§ EXERCISE BRIEF: Are you able to quote each entry exactly as written?

Collected data entries

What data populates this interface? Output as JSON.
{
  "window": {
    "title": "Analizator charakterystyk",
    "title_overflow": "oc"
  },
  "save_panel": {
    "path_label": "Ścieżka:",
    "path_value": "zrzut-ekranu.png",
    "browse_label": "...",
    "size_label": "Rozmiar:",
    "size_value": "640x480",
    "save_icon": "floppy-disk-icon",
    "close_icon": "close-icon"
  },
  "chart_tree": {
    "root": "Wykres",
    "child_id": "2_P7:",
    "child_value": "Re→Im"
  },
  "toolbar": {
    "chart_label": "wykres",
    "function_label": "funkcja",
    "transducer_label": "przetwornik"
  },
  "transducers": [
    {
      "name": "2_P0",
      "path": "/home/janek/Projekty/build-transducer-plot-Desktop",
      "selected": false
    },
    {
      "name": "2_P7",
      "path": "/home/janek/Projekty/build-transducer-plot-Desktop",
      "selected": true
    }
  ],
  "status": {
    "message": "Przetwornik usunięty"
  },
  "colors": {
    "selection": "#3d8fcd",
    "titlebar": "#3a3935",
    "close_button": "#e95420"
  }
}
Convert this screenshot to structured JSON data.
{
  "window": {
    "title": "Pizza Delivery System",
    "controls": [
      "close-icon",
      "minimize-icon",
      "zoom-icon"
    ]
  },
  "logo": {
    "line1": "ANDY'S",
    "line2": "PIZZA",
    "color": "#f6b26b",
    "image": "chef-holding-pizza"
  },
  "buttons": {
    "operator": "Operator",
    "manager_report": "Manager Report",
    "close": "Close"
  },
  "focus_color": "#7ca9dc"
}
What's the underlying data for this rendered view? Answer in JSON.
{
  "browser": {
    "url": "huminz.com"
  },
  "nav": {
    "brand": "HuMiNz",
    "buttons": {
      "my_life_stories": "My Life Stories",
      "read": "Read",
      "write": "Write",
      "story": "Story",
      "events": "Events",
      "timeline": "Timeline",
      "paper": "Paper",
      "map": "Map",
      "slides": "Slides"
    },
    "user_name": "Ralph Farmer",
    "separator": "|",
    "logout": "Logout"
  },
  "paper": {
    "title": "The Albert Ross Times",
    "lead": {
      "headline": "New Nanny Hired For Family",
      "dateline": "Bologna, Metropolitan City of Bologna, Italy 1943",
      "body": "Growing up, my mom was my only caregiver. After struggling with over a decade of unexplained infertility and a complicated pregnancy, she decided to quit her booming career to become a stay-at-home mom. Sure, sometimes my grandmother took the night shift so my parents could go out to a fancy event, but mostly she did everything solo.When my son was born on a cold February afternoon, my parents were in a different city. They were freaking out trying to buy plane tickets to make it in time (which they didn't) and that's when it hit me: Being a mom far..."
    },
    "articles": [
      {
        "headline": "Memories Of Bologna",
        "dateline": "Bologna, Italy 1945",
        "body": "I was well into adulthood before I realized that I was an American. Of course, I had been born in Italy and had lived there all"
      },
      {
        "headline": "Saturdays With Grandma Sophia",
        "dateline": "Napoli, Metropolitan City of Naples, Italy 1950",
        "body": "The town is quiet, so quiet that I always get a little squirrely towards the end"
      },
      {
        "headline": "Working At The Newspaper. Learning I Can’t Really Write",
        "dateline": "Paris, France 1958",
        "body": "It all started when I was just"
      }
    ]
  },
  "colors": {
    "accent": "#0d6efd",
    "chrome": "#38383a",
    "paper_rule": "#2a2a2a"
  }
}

§ SOLUTION FOR THIS TASK:
What data populates this interface? Output as JSON.
{
  "window": {
    "title": "Analizator charakterystyk",
    "title_overflow": "oc"
  },
  "save_panel": {
    "path_label": "Ścieżka:",
    "path_value": "zrzut-ekranu.png",
    "browse_label": "...",
    "size_label": "Rozmiar:",
    "size_value": "640x480",
    "save_icon": "floppy-disk-icon",
    "close_icon": "close-icon"
  },
  "chart_tree": {
    "root": "Wykres",
    "child_id": "2_P7:",
    "child_value": "Re→Im"
  },
  "toolbar": {
    "chart_label": "wykres",
    "function_label": "funkcja",
    "transducer_label": "przetwornik"
  },
  "transducers": [
    {
      "name": "2_P0",
      "path": "/home/janek/Projekty/build-transducer-plot-Desktop",
      "selected": false
    },
    {
      "name": "2_P7",
      "path": "/home/janek/Projekty/build-transducer-plot-Desktop",
      "selected": true
    }
  ],
  "status": {
    "message": "Przetwornik usunięty"
  },
  "colors": {
    "selection": "#3d8fcd",
    "titlebar": "#3a3935",
    "close_button": "#e95420"
  }
}
Convert this screenshot to structured JSON data.
{
  "window": {
    "title": "Pizza Delivery System",
    "controls": [
      "close-icon",
      "minimize-icon",
      "zoom-icon"
    ]
  },
  "logo": {
    "line1": "ANDY'S",
    "line2": "PIZZA",
    "color": "#f6b26b",
    "image": "chef-holding-pizza"
  },
  "buttons": {
    "operator": "Operator",
    "manager_report": "Manager Report",
    "close": "Close"
  },
  "focus_color": "#7ca9dc"
}
What's the underlying data for this rendered view? Answer in JSON.
{
  "browser": {
    "url": "huminz.com"
  },
  "nav": {
    "brand": "HuMiNz",
    "buttons": {
      "my_life_stories": "My Life Stories",
      "read": "Read",
      "write": "Write",
      "story": "Story",
      "events": "Events",
      "timeline": "Timeline",
      "paper": "Paper",
      "map": "Map",
      "slides": "Slides"
    },
    "user_name": "Ralph Farmer",
    "separator": "|",
    "logout": "Logout"
  },
  "paper": {
    "title": "The Albert Ross Times",
    "lead": {
      "headline": "New Nanny Hired For Family",
      "dateline": "Bologna, Metropolitan City of Bologna, Italy 1943",
      "body": "Growing up, my mom was my only caregiver. After struggling with over a decade of unexplained infertility and a complicated pregnancy, she decided to quit her booming career to become a stay-at-home mom. Sure, sometimes my grandmother took the night shift so my parents could go out to a fancy event, but mostly she did everything solo.When my son was born on a cold February afternoon, my parents were in a different city. They were freaking out trying to buy plane tickets to make it in time (which they didn't) and that's when it hit me: Being a mom far..."
    },
    "articles": [
      {
        "headline": "Memories Of Bologna",
        "dateline": "Bologna, Italy 1945",
        "body": "I was well into adulthood before I realized that I was an American. Of course, I had been born in Italy and had lived there all"
      },
      {
        "headline": "Saturdays With Grandma Sophia",
        "dateline": "Napoli, Metropolitan City of Naples, Italy 1950",
        "body": "The town is quiet, so quiet that I always get a little squirrely towards the end"
      },
      {
        "headline": "Working At The Newspaper. Learning I Can’t Really Write",
        "dateline": "Paris, France 1958",
        "body": "It all started when I was just"
      }
    ]
  },
  "colors": {
    "accent": "#0d6efd",
    "chrome": "#38383a",
    "paper_rule": "#2a2a2a"
  }
}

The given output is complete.